# [Set exercise]
Retype everything in the listing, leaving each line exactly as it is.

# [Records for this task]
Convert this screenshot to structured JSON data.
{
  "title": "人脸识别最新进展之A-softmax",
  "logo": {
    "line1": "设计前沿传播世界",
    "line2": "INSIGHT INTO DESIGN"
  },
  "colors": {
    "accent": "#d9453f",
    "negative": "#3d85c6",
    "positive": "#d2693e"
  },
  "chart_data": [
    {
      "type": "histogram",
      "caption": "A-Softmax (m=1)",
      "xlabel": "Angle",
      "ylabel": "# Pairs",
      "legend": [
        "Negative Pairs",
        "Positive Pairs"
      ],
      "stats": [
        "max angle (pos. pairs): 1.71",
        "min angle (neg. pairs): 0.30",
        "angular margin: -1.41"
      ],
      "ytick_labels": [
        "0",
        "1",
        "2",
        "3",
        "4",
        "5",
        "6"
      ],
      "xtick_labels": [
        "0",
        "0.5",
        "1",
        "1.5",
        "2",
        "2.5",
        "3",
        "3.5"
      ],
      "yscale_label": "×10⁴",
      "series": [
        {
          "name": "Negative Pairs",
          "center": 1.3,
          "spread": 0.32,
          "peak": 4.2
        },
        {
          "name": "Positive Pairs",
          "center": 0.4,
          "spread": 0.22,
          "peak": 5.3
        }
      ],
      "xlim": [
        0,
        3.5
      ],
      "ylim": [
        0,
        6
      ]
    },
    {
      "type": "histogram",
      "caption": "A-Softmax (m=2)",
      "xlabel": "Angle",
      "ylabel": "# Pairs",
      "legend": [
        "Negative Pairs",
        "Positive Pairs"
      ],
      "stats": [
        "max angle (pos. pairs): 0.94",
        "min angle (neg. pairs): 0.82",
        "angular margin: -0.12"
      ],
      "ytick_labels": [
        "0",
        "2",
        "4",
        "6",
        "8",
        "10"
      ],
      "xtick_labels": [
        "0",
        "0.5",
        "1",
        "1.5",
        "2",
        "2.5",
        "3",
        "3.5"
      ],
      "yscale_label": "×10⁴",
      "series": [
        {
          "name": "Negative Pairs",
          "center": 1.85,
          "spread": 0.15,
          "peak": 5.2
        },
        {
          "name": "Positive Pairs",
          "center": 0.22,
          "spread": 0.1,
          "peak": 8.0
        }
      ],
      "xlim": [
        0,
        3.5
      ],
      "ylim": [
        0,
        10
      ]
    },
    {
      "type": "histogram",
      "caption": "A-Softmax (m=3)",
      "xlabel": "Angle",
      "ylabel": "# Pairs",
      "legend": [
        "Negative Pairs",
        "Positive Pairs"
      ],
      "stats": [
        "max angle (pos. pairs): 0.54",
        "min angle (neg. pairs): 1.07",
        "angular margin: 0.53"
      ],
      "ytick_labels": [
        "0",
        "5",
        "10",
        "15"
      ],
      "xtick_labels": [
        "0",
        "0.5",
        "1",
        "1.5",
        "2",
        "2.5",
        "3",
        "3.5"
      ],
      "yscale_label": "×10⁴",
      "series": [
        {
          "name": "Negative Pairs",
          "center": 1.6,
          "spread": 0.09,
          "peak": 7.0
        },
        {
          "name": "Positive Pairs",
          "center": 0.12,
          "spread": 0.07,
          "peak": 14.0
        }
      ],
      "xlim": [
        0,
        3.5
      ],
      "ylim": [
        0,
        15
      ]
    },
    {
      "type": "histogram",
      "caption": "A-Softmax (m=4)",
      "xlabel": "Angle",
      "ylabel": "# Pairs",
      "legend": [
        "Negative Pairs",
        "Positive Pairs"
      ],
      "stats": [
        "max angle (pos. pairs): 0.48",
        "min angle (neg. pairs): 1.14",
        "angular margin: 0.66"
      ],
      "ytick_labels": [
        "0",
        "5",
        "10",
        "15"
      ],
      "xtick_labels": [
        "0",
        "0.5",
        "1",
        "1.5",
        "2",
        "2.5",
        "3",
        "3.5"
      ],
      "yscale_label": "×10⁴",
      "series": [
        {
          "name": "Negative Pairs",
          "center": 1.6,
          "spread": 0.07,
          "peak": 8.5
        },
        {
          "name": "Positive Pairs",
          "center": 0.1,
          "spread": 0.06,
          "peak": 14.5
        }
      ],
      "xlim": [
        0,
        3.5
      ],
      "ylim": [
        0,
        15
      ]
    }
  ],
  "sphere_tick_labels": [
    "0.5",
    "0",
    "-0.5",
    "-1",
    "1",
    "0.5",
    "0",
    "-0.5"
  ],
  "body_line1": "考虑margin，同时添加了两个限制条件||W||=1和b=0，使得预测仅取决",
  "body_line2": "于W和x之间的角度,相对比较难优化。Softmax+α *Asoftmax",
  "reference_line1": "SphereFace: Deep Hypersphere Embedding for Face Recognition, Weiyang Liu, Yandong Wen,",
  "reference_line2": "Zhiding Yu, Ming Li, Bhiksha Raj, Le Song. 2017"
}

# [The reply]
Convert this screenshot to structured JSON data.
{
  "title": "人脸识别最新进展之A-softmax",
  "logo": {
    "line1": "设计前沿传播世界",
    "line2": "INSIGHT INTO DESIGN"
  },
  "colors": {
    "accent": "#d9453f",
    "negative": "#3d85c6",
    "positive": "#d2693e"
  },
  "chart_data": [
    {
      "type": "histogram",
      "caption": "A-Softmax (m=1)",
      "xlabel": "Angle",
      "ylabel": "# Pairs",
      "legend": [
        "Negative Pairs",
        "Positive Pairs"
      ],
      "stats": [
        "max angle (pos. pairs): 1.71",
        "min angle (neg. pairs): 0.30",
        "angular margin: -1.41"
      ],
      "ytick_labels": [
        "0",
        "1",
        "2",
        "3",
        "4",
        "5",
        "6"
      ],
      "xtick_labels": [
        "0",
        "0.5",
        "1",
        "1.5",
        "2",
        "2.5",
        "3",
        "3.5"
      ],
      "yscale_label": "×10⁴",
      "series": [
        {
          "name": "Negative Pairs",
          "center": 1.3,
          "spread": 0.32,
          "peak": 4.2
        },
        {
          "name": "Positive Pairs",
          "center": 0.4,
          "spread": 0.22,
          "peak": 5.3
        }
      ],
      "xlim": [
        0,
        3.5
      ],
      "ylim": [
        0,
        6
      ]
    },
    {
      "type": "histogram",
      "caption": "A-Softmax (m=2)",
      "xlabel": "Angle",
      "ylabel": "# Pairs",
      "legend": [
        "Negative Pairs",
        "Positive Pairs"
      ],
      "stats": [
        "max angle (pos. pairs): 0.94",
        "min angle (neg. pairs): 0.82",
        "angular margin: -0.12"
      ],
      "ytick_labels": [
        "0",
        "2",
        "4",
        "6",
        "8",
        "10"
      ],
      "xtick_labels": [
        "0",
        "0.5",
        "1",
        "1.5",
        "2",
        "2.5",
        "3",
        "3.5"
      ],
      "yscale_label": "×10⁴",
      "series": [
        {
          "name": "Negative Pairs",
          "center": 1.85,
          "spread": 0.15,
          "peak": 5.2
        },
        {
          "name": "Positive Pairs",
          "center": 0.22,
          "spread": 0.1,
          "peak": 8.0
        }
      ],
      "xlim": [
        0,
        3.5
      ],
      "ylim": [
        0,
        10
      ]
    },
    {
      "type": "histogram",
      "caption": "A-Softmax (m=3)",
      "xlabel": "Angle",
      "ylabel": "# Pairs",
      "legend": [
        "Negative Pairs",
        "Positive Pairs"
      ],
      "stats": [
        "max angle (pos. pairs): 0.54",
        "min angle (neg. pairs): 1.07",
        "angular margin: 0.53"
      ],
      "ytick_labels": [
        "0",
        "5",
        "10",
        "15"
      ],
      "xtick_labels": [
        "0",
        "0.5",
        "1",
        "1.5",
        "2",
        "2.5",
        "3",
        "3.5"
      ],
      "yscale_label": "×10⁴",
      "series": [
        {
          "name": "Negative Pairs",
          "center": 1.6,
          "spread": 0.09,
          "peak": 7.0
        },
        {
          "name": "Positive Pairs",
          "center": 0.12,
          "spread": 0.07,
          "peak": 14.0
        }
      ],
      "xlim": [
        0,
        3.5
      ],
      "ylim": [
        0,
        15
      ]
    },
    {
      "type": "histogram",
      "caption": "A-Softmax (m=4)",
      "xlabel": "Angle",
      "ylabel": "# Pairs",
      "legend": [
        "Negative Pairs",
        "Positive Pairs"
      ],
      "stats": [
        "max angle (pos. pairs): 0.48",
        "min angle (neg. pairs): 1.14",
        "angular margin: 0.66"
      ],
      "ytick_labels": [
        "0",
        "5",
        "10",
        "15"
      ],
      "xtick_labels": [
        "0",
        "0.5",
        "1",
        "1.5",
        "2",
        "2.5",
        "3",
        "3.5"
      ],
      "yscale_label": "×10⁴",
      "series": [
        {
          "name": "Negative Pairs",
          "center": 1.6,
          "spread": 0.07,
          "peak": 8.5
        },
        {
          "name": "Positive Pairs",
          "center": 0.1,
          "spread": 0.06,
          "peak": 14.5
        }
      ],
      "xlim": [
        0,
        3.5
      ],
      "ylim": [
        0,
        15
      ]
    }
  ],
  "sphere_tick_labels": [
    "0.5",
    "0",
    "-0.5",
    "-1",
    "1",
    "0.5",
    "0",
    "-0.5"
  ],
  "body_line1": "考虑margin，同时添加了两个限制条件||W||=1和b=0，使得预测仅取决",
  "body_line2": "于W和x之间的角度,相对比较难优化。Softmax+α *Asoftmax",
  "reference_line1": "SphereFace: Deep Hypersphere Embedding for Face Recognition, Weiyang Liu, Yandong Wen,",
  "reference_line2": "Zhiding Yu, Ming Li, Bhiksha Raj, Le Song. 2017"
}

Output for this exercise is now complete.